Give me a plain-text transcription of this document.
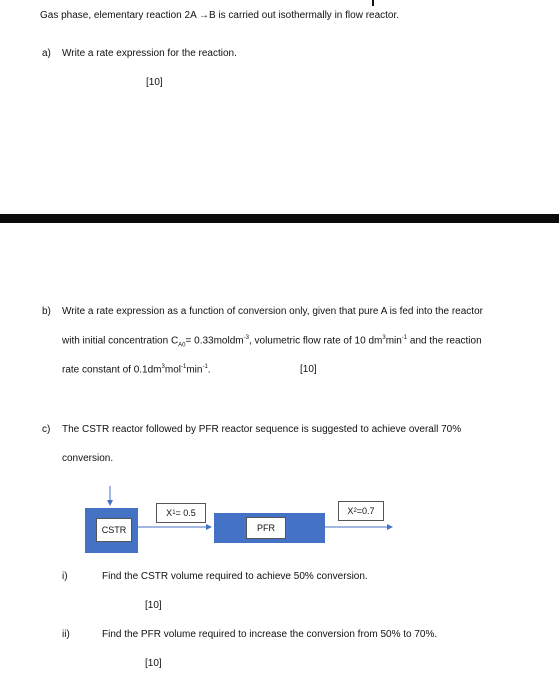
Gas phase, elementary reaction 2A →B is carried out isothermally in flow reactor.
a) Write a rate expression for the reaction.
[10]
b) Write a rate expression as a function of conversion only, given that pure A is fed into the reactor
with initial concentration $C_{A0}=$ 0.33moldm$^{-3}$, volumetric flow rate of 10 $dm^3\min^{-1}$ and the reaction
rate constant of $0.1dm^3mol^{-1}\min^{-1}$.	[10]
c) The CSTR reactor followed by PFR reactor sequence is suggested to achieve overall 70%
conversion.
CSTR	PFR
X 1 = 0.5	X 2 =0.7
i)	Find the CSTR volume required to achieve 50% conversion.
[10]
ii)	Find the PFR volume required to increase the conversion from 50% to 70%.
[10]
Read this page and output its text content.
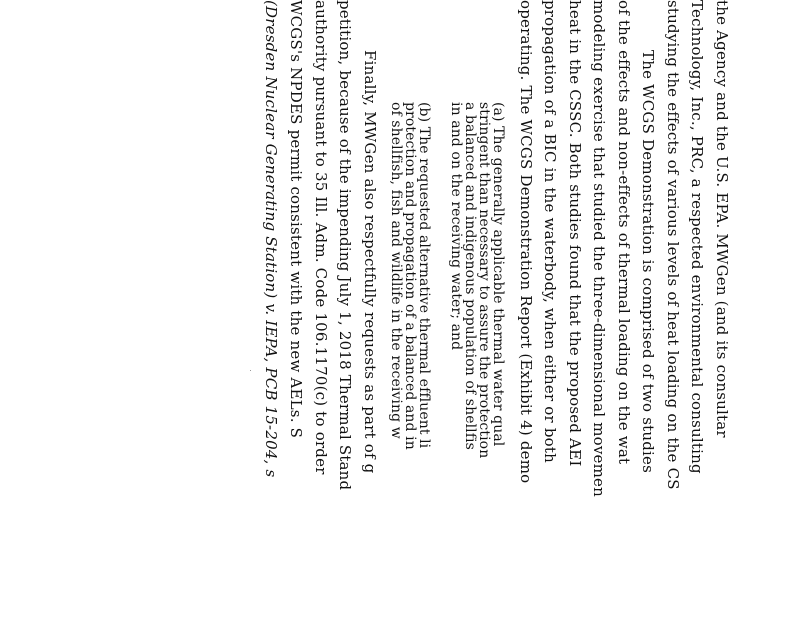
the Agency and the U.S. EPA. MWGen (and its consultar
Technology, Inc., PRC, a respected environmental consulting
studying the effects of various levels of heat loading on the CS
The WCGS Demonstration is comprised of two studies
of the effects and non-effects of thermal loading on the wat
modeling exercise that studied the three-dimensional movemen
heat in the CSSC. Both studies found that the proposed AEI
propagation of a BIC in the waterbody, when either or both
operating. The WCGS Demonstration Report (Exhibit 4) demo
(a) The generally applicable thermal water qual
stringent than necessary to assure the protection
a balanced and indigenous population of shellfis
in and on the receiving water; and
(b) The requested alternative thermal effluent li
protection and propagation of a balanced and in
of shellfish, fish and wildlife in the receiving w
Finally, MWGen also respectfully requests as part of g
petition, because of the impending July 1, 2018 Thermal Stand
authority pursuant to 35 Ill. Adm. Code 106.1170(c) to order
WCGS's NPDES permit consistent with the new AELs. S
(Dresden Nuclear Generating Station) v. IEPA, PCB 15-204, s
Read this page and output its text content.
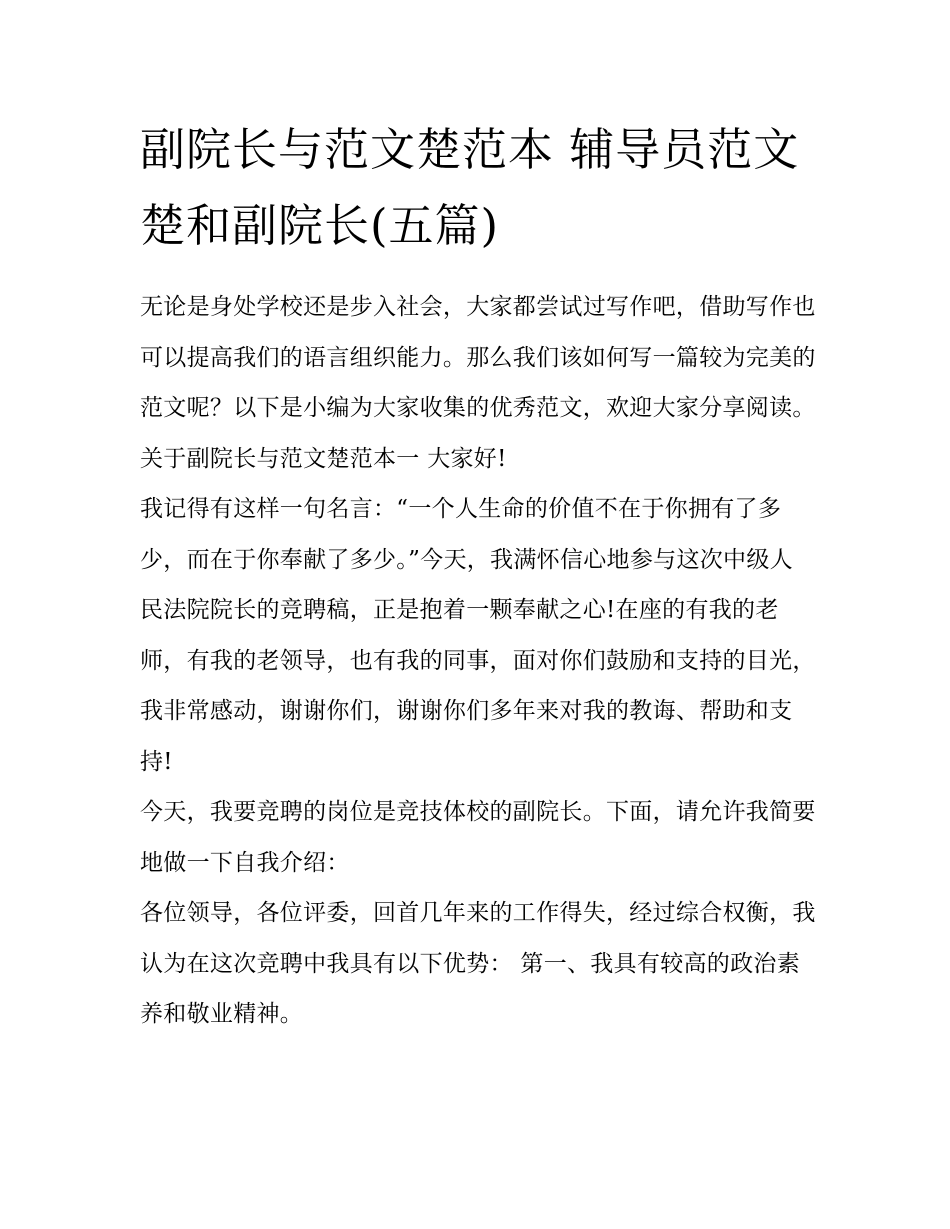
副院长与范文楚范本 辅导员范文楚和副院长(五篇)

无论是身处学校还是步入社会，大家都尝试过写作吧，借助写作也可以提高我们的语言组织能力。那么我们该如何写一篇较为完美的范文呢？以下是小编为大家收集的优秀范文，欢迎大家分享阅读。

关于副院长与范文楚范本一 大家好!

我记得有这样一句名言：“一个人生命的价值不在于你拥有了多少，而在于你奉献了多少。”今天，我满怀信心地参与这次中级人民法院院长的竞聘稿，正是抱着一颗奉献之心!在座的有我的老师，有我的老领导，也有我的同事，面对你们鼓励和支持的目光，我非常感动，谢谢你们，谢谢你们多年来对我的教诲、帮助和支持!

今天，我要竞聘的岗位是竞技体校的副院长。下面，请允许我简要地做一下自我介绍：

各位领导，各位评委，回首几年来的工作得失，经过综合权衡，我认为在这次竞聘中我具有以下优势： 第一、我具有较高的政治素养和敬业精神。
-- -- --
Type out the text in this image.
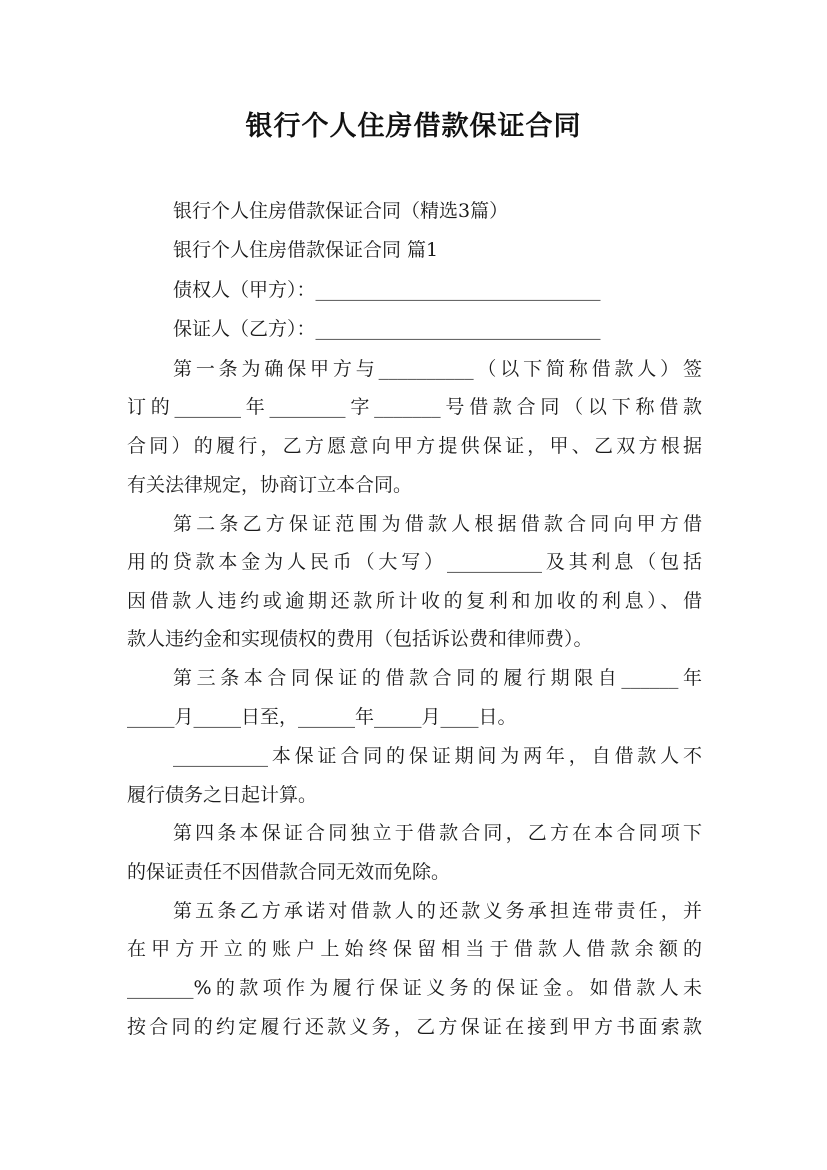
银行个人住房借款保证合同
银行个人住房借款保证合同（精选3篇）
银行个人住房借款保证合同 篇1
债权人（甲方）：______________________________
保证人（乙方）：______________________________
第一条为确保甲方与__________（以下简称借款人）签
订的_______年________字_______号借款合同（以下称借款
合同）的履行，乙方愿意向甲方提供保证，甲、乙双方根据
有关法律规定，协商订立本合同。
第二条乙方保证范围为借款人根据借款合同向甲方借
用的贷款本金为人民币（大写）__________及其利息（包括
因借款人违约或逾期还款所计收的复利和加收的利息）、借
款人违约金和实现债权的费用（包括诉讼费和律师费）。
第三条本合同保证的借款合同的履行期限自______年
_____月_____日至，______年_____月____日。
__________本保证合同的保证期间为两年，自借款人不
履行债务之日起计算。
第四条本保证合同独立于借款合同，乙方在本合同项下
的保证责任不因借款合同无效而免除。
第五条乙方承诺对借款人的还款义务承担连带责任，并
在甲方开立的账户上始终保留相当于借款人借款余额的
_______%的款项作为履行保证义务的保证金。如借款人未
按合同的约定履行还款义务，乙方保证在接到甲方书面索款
-- -- --
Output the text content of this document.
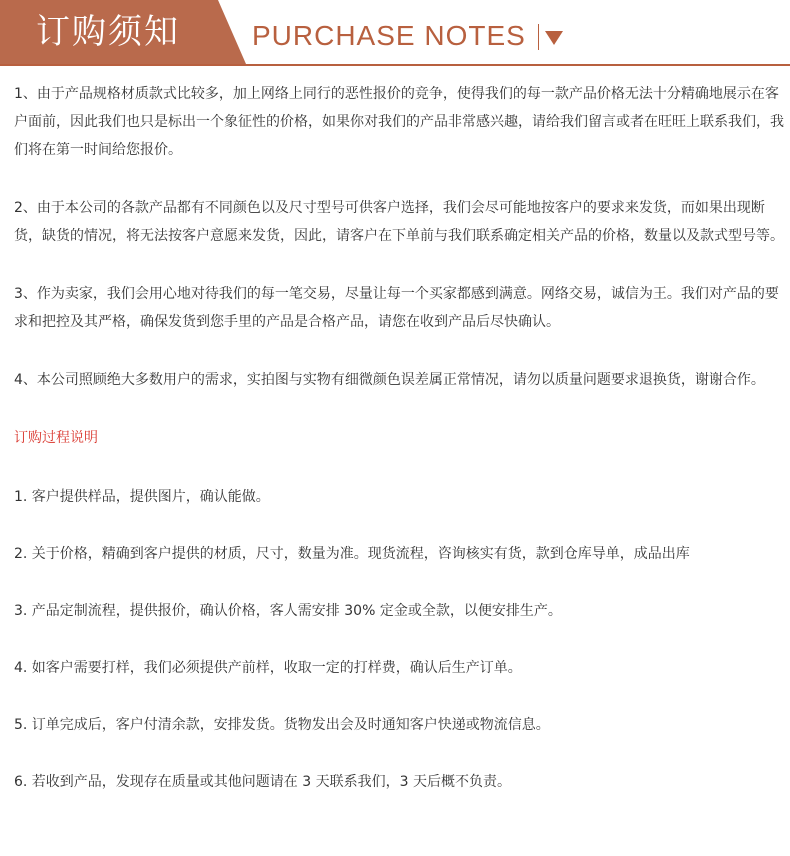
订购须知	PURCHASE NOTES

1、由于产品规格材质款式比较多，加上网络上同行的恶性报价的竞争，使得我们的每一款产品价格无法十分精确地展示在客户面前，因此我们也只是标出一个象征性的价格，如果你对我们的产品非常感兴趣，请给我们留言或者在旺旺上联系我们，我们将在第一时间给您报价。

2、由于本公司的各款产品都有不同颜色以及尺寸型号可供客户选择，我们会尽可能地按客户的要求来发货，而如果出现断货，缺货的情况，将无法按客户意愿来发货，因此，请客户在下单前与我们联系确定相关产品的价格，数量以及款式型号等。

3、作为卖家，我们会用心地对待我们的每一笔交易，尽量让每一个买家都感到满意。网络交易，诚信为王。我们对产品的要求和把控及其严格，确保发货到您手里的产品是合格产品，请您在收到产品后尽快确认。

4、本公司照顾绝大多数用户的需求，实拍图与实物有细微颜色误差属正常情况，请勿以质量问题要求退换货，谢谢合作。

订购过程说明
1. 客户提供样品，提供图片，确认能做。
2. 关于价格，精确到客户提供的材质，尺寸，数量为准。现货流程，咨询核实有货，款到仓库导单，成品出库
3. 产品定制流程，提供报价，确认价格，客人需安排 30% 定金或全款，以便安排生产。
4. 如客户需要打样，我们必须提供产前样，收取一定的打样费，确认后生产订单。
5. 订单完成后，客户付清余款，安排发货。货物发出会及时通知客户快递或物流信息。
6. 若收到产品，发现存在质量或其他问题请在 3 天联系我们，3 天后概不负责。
-- -- --
▶ [Problem to solve] Go over the data above and copy every line that has the word "reactor" in it.

▶ [The solution]
Gas phase, elementary reaction 2A →B is carried out isothermally in flow reactor.
b) Write a rate expression as a function of conversion only, given that pure A is fed into the reactor
c) The CSTR reactor followed by PFR reactor sequence is suggested to achieve overall 70%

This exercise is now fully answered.